======== Dataset records ========

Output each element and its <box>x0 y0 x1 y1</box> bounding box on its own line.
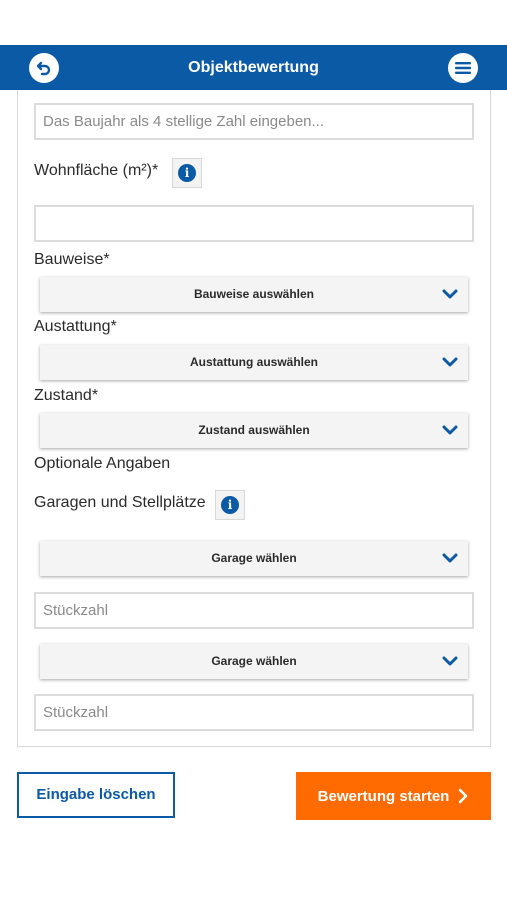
garage-select-value: Garage wählen <box>211 551 297 565</box>
chevron-down-icon <box>442 425 458 435</box>
garagen-info-button[interactable]: i <box>215 490 245 520</box>
zustand-select[interactable]: Zustand auswählen <box>40 413 468 448</box>
ausstattung-select-value: Austattung auswählen <box>189 355 318 369</box>
menu-button[interactable] <box>448 53 478 83</box>
wohnflaeche-input[interactable] <box>34 205 474 242</box>
garage-count-input-2[interactable] <box>34 694 474 731</box>
ausstattung-label: Austattung* <box>34 318 117 335</box>
app-header: Objektbewertung <box>0 45 507 90</box>
garage-select-value: Garage wählen <box>211 654 297 668</box>
info-icon: i <box>221 496 239 514</box>
page-title: Objektbewertung <box>188 59 319 76</box>
chevron-down-icon <box>442 656 458 666</box>
clear-input-label: Eingabe löschen <box>36 786 156 803</box>
bauweise-select-value: Bauweise auswählen <box>193 287 315 301</box>
hamburger-menu-icon <box>455 62 471 74</box>
zustand-select-value: Zustand auswählen <box>198 423 310 437</box>
optional-heading: Optionale Angaben <box>34 455 171 472</box>
chevron-down-icon <box>442 289 458 299</box>
bauweise-label: Bauweise* <box>34 251 110 268</box>
chevron-down-icon <box>442 357 458 367</box>
chevron-right-icon <box>459 788 468 804</box>
garage-count-input-1[interactable] <box>34 592 474 629</box>
clear-input-button[interactable]: Eingabe löschen <box>17 772 175 818</box>
chevron-down-icon <box>442 553 458 563</box>
garage-select-2[interactable]: Garage wählen <box>40 644 468 679</box>
garage-select-1[interactable]: Garage wählen <box>40 541 468 576</box>
info-icon: i <box>178 164 196 182</box>
garagen-label: Garagen und Stellplätze <box>34 494 206 511</box>
ausstattung-select[interactable]: Austattung auswählen <box>40 345 468 380</box>
start-valuation-button[interactable]: Bewertung starten <box>296 772 491 820</box>
bauweise-select[interactable]: Bauweise auswählen <box>40 277 468 312</box>
start-valuation-label: Bewertung starten <box>317 787 450 805</box>
wohnflaeche-info-button[interactable]: i <box>172 158 202 188</box>
wohnflaeche-label: Wohnfläche (m²)* <box>34 162 159 179</box>
baujahr-input[interactable] <box>34 103 474 140</box>
zustand-label: Zustand* <box>34 387 99 404</box>
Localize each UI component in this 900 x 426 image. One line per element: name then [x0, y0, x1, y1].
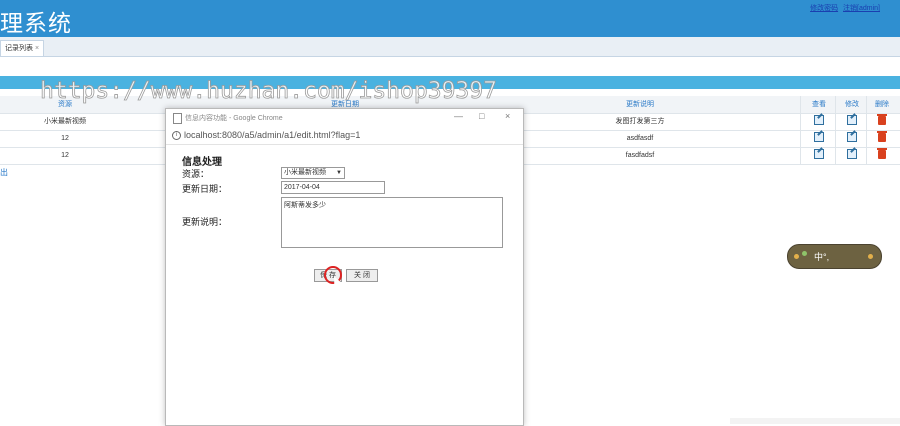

========

#### What to work on
Recast each line of the listing above as a numbered list, leaving out blank lines and the pictures.

#### Full solution
1. Output each element and its <box>x0 y0 x1 y1</box> bounding box on its own line.
2. garage-select-value: Garage wählen <box>211 551 297 565</box>
3. chevron-down-icon <box>442 425 458 435</box>
4. garagen-info-button[interactable]: i <box>215 490 245 520</box>
5. zustand-select[interactable]: Zustand auswählen <box>40 413 468 448</box>
6. ausstattung-select-value: Austattung auswählen <box>189 355 318 369</box>
7. menu-button[interactable] <box>448 53 478 83</box>
8. wohnflaeche-input[interactable] <box>34 205 474 242</box>
9. garage-count-input-2[interactable] <box>34 694 474 731</box>
10. ausstattung-label: Austattung* <box>34 318 117 335</box>
11. app-header: Objektbewertung <box>0 45 507 90</box>
12. garage-select-value: Garage wählen <box>211 654 297 668</box>
13. info-icon: i <box>221 496 239 514</box>
14. page-title: Objektbewertung <box>188 59 319 76</box>
15. chevron-down-icon <box>442 656 458 666</box>
16. clear-input-label: Eingabe löschen <box>36 786 156 803</box>
17. bauweise-select-value: Bauweise auswählen <box>193 287 315 301</box>
18. hamburger-menu-icon <box>455 62 471 74</box>
19. zustand-select-value: Zustand auswählen <box>198 423 310 437</box>
20. optional-heading: Optionale Angaben <box>34 455 171 472</box>
21. chevron-down-icon <box>442 289 458 299</box>
22. bauweise-label: Bauweise* <box>34 251 110 268</box>
23. chevron-down-icon <box>442 357 458 367</box>
24. chevron-right-icon <box>459 788 468 804</box>
25. garage-count-input-1[interactable] <box>34 592 474 629</box>
26. clear-input-button[interactable]: Eingabe löschen <box>17 772 175 818</box>
27. chevron-down-icon <box>442 553 458 563</box>
28. garage-select-2[interactable]: Garage wählen <box>40 644 468 679</box>
29. garage-select-1[interactable]: Garage wählen <box>40 541 468 576</box>
30. info-icon: i <box>178 164 196 182</box>
31. garagen-label: Garagen und Stellplätze <box>34 494 206 511</box>
32. ausstattung-select[interactable]: Austattung auswählen <box>40 345 468 380</box>
33. start-valuation-button[interactable]: Bewertung starten <box>296 772 491 820</box>
34. bauweise-select[interactable]: Bauweise auswählen <box>40 277 468 312</box>
35. start-valuation-label: Bewertung starten <box>317 787 450 805</box>
36. wohnflaeche-info-button[interactable]: i <box>172 158 202 188</box>
37. wohnflaeche-label: Wohnfläche (m²)* <box>34 162 159 179</box>
38. baujahr-input[interactable] <box>34 103 474 140</box>
39. zustand-label: Zustand* <box>34 387 99 404</box>
40. Localize each UI component in this 900 x 426 image. One line per element: name then [x0, y0, x1, y1].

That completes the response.